Start of Entries provided

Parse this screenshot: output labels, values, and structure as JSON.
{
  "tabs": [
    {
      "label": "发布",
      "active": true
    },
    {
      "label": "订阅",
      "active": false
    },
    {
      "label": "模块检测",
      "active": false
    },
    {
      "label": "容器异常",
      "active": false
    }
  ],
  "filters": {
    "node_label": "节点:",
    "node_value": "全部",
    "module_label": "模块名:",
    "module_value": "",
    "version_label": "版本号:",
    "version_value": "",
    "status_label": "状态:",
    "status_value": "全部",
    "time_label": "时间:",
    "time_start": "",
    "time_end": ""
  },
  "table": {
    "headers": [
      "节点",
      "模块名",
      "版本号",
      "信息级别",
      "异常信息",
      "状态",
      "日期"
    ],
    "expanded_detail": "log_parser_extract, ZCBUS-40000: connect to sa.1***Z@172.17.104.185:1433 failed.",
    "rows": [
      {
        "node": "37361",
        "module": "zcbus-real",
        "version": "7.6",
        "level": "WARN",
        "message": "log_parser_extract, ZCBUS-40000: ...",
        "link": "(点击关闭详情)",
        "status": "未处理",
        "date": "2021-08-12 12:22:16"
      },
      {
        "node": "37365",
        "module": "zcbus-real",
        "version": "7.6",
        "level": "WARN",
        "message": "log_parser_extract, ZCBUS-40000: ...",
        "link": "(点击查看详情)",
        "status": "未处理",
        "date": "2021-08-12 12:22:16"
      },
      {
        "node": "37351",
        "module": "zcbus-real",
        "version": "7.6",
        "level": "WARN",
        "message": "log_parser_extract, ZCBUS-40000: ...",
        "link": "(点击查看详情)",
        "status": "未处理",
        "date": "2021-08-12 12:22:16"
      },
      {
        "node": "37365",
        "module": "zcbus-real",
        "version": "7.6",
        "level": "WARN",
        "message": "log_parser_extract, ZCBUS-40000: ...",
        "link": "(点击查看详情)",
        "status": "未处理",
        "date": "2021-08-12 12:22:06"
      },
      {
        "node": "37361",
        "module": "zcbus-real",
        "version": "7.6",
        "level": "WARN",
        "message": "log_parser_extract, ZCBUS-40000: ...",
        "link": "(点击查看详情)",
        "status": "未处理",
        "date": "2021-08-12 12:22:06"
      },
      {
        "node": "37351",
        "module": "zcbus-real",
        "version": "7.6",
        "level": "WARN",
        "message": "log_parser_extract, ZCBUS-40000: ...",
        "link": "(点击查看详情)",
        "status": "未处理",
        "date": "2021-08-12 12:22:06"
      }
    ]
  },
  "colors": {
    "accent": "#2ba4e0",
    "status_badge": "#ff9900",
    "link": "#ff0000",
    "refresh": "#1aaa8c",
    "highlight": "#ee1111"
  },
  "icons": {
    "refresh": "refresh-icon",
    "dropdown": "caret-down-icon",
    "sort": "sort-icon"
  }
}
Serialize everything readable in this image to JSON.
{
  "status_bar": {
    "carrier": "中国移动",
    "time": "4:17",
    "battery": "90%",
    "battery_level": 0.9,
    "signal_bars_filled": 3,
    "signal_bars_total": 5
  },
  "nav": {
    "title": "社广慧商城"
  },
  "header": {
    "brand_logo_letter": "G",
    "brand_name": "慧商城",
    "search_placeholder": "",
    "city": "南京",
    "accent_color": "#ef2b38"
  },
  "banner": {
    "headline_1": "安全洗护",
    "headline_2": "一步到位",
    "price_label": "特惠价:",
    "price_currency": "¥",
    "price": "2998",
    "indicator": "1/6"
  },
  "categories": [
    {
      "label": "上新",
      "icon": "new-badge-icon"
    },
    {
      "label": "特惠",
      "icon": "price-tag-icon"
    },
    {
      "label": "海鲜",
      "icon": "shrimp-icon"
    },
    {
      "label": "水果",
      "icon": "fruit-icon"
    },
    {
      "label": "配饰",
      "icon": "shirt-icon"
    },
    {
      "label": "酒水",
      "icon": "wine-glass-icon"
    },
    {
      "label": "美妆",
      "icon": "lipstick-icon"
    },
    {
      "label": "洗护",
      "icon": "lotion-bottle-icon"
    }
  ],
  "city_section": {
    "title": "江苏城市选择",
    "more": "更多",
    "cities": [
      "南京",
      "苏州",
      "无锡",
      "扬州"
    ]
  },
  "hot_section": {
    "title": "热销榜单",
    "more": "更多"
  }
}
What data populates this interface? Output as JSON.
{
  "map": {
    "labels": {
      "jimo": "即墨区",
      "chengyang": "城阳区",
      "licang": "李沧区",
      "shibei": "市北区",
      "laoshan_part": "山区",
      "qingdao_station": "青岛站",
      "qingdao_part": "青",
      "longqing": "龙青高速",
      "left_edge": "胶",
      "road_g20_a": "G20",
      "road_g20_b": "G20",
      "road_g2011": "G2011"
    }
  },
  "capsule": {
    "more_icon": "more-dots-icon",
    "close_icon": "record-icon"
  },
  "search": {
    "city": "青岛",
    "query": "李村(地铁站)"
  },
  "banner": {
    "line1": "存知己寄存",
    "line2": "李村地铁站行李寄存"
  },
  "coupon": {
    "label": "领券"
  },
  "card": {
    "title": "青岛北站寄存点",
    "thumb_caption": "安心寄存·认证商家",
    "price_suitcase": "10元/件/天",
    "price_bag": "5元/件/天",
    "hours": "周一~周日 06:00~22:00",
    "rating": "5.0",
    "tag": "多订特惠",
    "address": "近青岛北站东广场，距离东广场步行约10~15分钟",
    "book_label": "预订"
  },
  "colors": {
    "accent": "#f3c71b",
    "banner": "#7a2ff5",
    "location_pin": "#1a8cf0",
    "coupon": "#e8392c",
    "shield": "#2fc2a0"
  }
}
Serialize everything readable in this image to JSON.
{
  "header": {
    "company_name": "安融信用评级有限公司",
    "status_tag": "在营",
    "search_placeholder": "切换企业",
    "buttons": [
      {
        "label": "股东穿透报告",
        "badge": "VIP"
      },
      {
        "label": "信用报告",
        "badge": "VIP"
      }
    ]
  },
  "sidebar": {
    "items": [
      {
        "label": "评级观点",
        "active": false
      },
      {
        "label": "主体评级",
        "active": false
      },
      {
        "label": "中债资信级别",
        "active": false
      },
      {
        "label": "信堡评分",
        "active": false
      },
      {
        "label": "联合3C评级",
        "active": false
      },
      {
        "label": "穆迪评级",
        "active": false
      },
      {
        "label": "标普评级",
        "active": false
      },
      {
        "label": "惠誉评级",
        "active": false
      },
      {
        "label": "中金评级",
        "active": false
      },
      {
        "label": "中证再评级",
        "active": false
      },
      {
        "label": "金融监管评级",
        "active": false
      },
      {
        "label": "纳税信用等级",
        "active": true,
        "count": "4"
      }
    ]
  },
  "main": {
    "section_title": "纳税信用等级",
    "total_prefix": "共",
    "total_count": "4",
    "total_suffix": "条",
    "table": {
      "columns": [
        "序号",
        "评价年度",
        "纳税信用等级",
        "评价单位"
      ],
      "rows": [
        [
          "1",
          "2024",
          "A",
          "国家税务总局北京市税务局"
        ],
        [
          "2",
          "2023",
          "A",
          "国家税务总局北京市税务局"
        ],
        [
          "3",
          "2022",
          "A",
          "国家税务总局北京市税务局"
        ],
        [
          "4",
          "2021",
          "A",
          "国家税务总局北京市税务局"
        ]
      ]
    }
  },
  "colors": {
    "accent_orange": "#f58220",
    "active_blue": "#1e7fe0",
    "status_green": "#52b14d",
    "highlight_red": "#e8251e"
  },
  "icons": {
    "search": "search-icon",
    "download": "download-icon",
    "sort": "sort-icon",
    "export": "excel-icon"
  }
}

End of Entries provided

## Stated goal
Please repeat the listing exactly, with nothing left out.

## Solution
Parse this screenshot: output labels, values, and structure as JSON.
{
  "tabs": [
    {
      "label": "发布",
      "active": true
    },
    {
      "label": "订阅",
      "active": false
    },
    {
      "label": "模块检测",
      "active": false
    },
    {
      "label": "容器异常",
      "active": false
    }
  ],
  "filters": {
    "node_label": "节点:",
    "node_value": "全部",
    "module_label": "模块名:",
    "module_value": "",
    "version_label": "版本号:",
    "version_value": "",
    "status_label": "状态:",
    "status_value": "全部",
    "time_label": "时间:",
    "time_start": "",
    "time_end": ""
  },
  "table": {
    "headers": [
      "节点",
      "模块名",
      "版本号",
      "信息级别",
      "异常信息",
      "状态",
      "日期"
    ],
    "expanded_detail": "log_parser_extract, ZCBUS-40000: connect to sa.1***Z@172.17.104.185:1433 failed.",
    "rows": [
      {
        "node": "37361",
        "module": "zcbus-real",
        "version": "7.6",
        "level": "WARN",
        "message": "log_parser_extract, ZCBUS-40000: ...",
        "link": "(点击关闭详情)",
        "status": "未处理",
        "date": "2021-08-12 12:22:16"
      },
      {
        "node": "37365",
        "module": "zcbus-real",
        "version": "7.6",
        "level": "WARN",
        "message": "log_parser_extract, ZCBUS-40000: ...",
        "link": "(点击查看详情)",
        "status": "未处理",
        "date": "2021-08-12 12:22:16"
      },
      {
        "node": "37351",
        "module": "zcbus-real",
        "version": "7.6",
        "level": "WARN",
        "message": "log_parser_extract, ZCBUS-40000: ...",
        "link": "(点击查看详情)",
        "status": "未处理",
        "date": "2021-08-12 12:22:16"
      },
      {
        "node": "37365",
        "module": "zcbus-real",
        "version": "7.6",
        "level": "WARN",
        "message": "log_parser_extract, ZCBUS-40000: ...",
        "link": "(点击查看详情)",
        "status": "未处理",
        "date": "2021-08-12 12:22:06"
      },
      {
        "node": "37361",
        "module": "zcbus-real",
        "version": "7.6",
        "level": "WARN",
        "message": "log_parser_extract, ZCBUS-40000: ...",
        "link": "(点击查看详情)",
        "status": "未处理",
        "date": "2021-08-12 12:22:06"
      },
      {
        "node": "37351",
        "module": "zcbus-real",
        "version": "7.6",
        "level": "WARN",
        "message": "log_parser_extract, ZCBUS-40000: ...",
        "link": "(点击查看详情)",
        "status": "未处理",
        "date": "2021-08-12 12:22:06"
      }
    ]
  },
  "colors": {
    "accent": "#2ba4e0",
    "status_badge": "#ff9900",
    "link": "#ff0000",
    "refresh": "#1aaa8c",
    "highlight": "#ee1111"
  },
  "icons": {
    "refresh": "refresh-icon",
    "dropdown": "caret-down-icon",
    "sort": "sort-icon"
  }
}
Serialize everything readable in this image to JSON.
{
  "status_bar": {
    "carrier": "中国移动",
    "time": "4:17",
    "battery": "90%",
    "battery_level": 0.9,
    "signal_bars_filled": 3,
    "signal_bars_total": 5
  },
  "nav": {
    "title": "社广慧商城"
  },
  "header": {
    "brand_logo_letter": "G",
    "brand_name": "慧商城",
    "search_placeholder": "",
    "city": "南京",
    "accent_color": "#ef2b38"
  },
  "banner": {
    "headline_1": "安全洗护",
    "headline_2": "一步到位",
    "price_label": "特惠价:",
    "price_currency": "¥",
    "price": "2998",
    "indicator": "1/6"
  },
  "categories": [
    {
      "label": "上新",
      "icon": "new-badge-icon"
    },
    {
      "label": "特惠",
      "icon": "price-tag-icon"
    },
    {
      "label": "海鲜",
      "icon": "shrimp-icon"
    },
    {
      "label": "水果",
      "icon": "fruit-icon"
    },
    {
      "label": "配饰",
      "icon": "shirt-icon"
    },
    {
      "label": "酒水",
      "icon": "wine-glass-icon"
    },
    {
      "label": "美妆",
      "icon": "lipstick-icon"
    },
    {
      "label": "洗护",
      "icon": "lotion-bottle-icon"
    }
  ],
  "city_section": {
    "title": "江苏城市选择",
    "more": "更多",
    "cities": [
      "南京",
      "苏州",
      "无锡",
      "扬州"
    ]
  },
  "hot_section": {
    "title": "热销榜单",
    "more": "更多"
  }
}
What data populates this interface? Output as JSON.
{
  "map": {
    "labels": {
      "jimo": "即墨区",
      "chengyang": "城阳区",
      "licang": "李沧区",
      "shibei": "市北区",
      "laoshan_part": "山区",
      "qingdao_station": "青岛站",
      "qingdao_part": "青",
      "longqing": "龙青高速",
      "left_edge": "胶",
      "road_g20_a": "G20",
      "road_g20_b": "G20",
      "road_g2011": "G2011"
    }
  },
  "capsule": {
    "more_icon": "more-dots-icon",
    "close_icon": "record-icon"
  },
  "search": {
    "city": "青岛",
    "query": "李村(地铁站)"
  },
  "banner": {
    "line1": "存知己寄存",
    "line2": "李村地铁站行李寄存"
  },
  "coupon": {
    "label": "领券"
  },
  "card": {
    "title": "青岛北站寄存点",
    "thumb_caption": "安心寄存·认证商家",
    "price_suitcase": "10元/件/天",
    "price_bag": "5元/件/天",
    "hours": "周一~周日 06:00~22:00",
    "rating": "5.0",
    "tag": "多订特惠",
    "address": "近青岛北站东广场，距离东广场步行约10~15分钟",
    "book_label": "预订"
  },
  "colors": {
    "accent": "#f3c71b",
    "banner": "#7a2ff5",
    "location_pin": "#1a8cf0",
    "coupon": "#e8392c",
    "shield": "#2fc2a0"
  }
}
Serialize everything readable in this image to JSON.
{
  "header": {
    "company_name": "安融信用评级有限公司",
    "status_tag": "在营",
    "search_placeholder": "切换企业",
    "buttons": [
      {
        "label": "股东穿透报告",
        "badge": "VIP"
      },
      {
        "label": "信用报告",
        "badge": "VIP"
      }
    ]
  },
  "sidebar": {
    "items": [
      {
        "label": "评级观点",
        "active": false
      },
      {
        "label": "主体评级",
        "active": false
      },
      {
        "label": "中债资信级别",
        "active": false
      },
      {
        "label": "信堡评分",
        "active": false
      },
      {
        "label": "联合3C评级",
        "active": false
      },
      {
        "label": "穆迪评级",
        "active": false
      },
      {
        "label": "标普评级",
        "active": false
      },
      {
        "label": "惠誉评级",
        "active": false
      },
      {
        "label": "中金评级",
        "active": false
      },
      {
        "label": "中证再评级",
        "active": false
      },
      {
        "label": "金融监管评级",
        "active": false
      },
      {
        "label": "纳税信用等级",
        "active": true,
        "count": "4"
      }
    ]
  },
  "main": {
    "section_title": "纳税信用等级",
    "total_prefix": "共",
    "total_count": "4",
    "total_suffix": "条",
    "table": {
      "columns": [
        "序号",
        "评价年度",
        "纳税信用等级",
        "评价单位"
      ],
      "rows": [
        [
          "1",
          "2024",
          "A",
          "国家税务总局北京市税务局"
        ],
        [
          "2",
          "2023",
          "A",
          "国家税务总局北京市税务局"
        ],
        [
          "3",
          "2022",
          "A",
          "国家税务总局北京市税务局"
        ],
        [
          "4",
          "2021",
          "A",
          "国家税务总局北京市税务局"
        ]
      ]
    }
  },
  "colors": {
    "accent_orange": "#f58220",
    "active_blue": "#1e7fe0",
    "status_green": "#52b14d",
    "highlight_red": "#e8251e"
  },
  "icons": {
    "search": "search-icon",
    "download": "download-icon",
    "sort": "sort-icon",
    "export": "excel-icon"
  }
}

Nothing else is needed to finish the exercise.